(Stored items)
·····
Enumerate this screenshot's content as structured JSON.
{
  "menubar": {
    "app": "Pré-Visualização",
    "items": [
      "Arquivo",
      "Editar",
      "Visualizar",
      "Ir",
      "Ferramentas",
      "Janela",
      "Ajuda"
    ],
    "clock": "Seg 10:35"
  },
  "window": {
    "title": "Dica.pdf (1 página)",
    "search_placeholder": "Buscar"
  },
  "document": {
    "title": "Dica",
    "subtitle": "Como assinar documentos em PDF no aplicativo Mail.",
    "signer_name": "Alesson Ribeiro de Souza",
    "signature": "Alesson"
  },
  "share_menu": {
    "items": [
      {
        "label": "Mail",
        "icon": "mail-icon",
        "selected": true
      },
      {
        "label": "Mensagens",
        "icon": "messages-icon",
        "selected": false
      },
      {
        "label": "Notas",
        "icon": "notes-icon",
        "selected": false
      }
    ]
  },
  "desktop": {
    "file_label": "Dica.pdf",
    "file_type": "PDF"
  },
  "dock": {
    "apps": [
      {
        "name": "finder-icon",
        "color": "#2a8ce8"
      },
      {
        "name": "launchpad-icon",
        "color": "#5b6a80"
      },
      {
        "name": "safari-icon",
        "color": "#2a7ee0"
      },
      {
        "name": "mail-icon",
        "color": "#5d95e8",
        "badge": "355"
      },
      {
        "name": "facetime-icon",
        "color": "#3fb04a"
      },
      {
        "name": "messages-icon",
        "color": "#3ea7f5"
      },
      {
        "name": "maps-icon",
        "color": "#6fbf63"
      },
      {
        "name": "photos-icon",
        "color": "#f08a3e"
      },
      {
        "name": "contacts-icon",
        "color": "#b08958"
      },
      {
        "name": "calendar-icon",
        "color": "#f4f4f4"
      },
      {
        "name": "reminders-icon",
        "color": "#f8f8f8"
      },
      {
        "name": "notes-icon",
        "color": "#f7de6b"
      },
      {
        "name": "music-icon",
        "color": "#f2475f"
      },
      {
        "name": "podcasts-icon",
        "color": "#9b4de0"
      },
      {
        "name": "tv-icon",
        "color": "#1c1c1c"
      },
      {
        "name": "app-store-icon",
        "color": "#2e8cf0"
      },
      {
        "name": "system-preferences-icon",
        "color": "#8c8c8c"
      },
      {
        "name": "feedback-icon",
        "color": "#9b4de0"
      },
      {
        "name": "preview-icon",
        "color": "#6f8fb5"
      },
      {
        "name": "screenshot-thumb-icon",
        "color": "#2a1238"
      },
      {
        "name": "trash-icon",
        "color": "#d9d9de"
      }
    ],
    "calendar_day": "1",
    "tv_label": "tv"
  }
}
·····
→ **PROBLEM TO SOLVE**
Reproduce the entries above exactly.

→ **RESULT BELOW**
Enumerate this screenshot's content as structured JSON.
{
  "menubar": {
    "app": "Pré-Visualização",
    "items": [
      "Arquivo",
      "Editar",
      "Visualizar",
      "Ir",
      "Ferramentas",
      "Janela",
      "Ajuda"
    ],
    "clock": "Seg 10:35"
  },
  "window": {
    "title": "Dica.pdf (1 página)",
    "search_placeholder": "Buscar"
  },
  "document": {
    "title": "Dica",
    "subtitle": "Como assinar documentos em PDF no aplicativo Mail.",
    "signer_name": "Alesson Ribeiro de Souza",
    "signature": "Alesson"
  },
  "share_menu": {
    "items": [
      {
        "label": "Mail",
        "icon": "mail-icon",
        "selected": true
      },
      {
        "label": "Mensagens",
        "icon": "messages-icon",
        "selected": false
      },
      {
        "label": "Notas",
        "icon": "notes-icon",
        "selected": false
      }
    ]
  },
  "desktop": {
    "file_label": "Dica.pdf",
    "file_type": "PDF"
  },
  "dock": {
    "apps": [
      {
        "name": "finder-icon",
        "color": "#2a8ce8"
      },
      {
        "name": "launchpad-icon",
        "color": "#5b6a80"
      },
      {
        "name": "safari-icon",
        "color": "#2a7ee0"
      },
      {
        "name": "mail-icon",
        "color": "#5d95e8",
        "badge": "355"
      },
      {
        "name": "facetime-icon",
        "color": "#3fb04a"
      },
      {
        "name": "messages-icon",
        "color": "#3ea7f5"
      },
      {
        "name": "maps-icon",
        "color": "#6fbf63"
      },
      {
        "name": "photos-icon",
        "color": "#f08a3e"
      },
      {
        "name": "contacts-icon",
        "color": "#b08958"
      },
      {
        "name": "calendar-icon",
        "color": "#f4f4f4"
      },
      {
        "name": "reminders-icon",
        "color": "#f8f8f8"
      },
      {
        "name": "notes-icon",
        "color": "#f7de6b"
      },
      {
        "name": "music-icon",
        "color": "#f2475f"
      },
      {
        "name": "podcasts-icon",
        "color": "#9b4de0"
      },
      {
        "name": "tv-icon",
        "color": "#1c1c1c"
      },
      {
        "name": "app-store-icon",
        "color": "#2e8cf0"
      },
      {
        "name": "system-preferences-icon",
        "color": "#8c8c8c"
      },
      {
        "name": "feedback-icon",
        "color": "#9b4de0"
      },
      {
        "name": "preview-icon",
        "color": "#6f8fb5"
      },
      {
        "name": "screenshot-thumb-icon",
        "color": "#2a1238"
      },
      {
        "name": "trash-icon",
        "color": "#d9d9de"
      }
    ],
    "calendar_day": "1",
    "tv_label": "tv"
  }
}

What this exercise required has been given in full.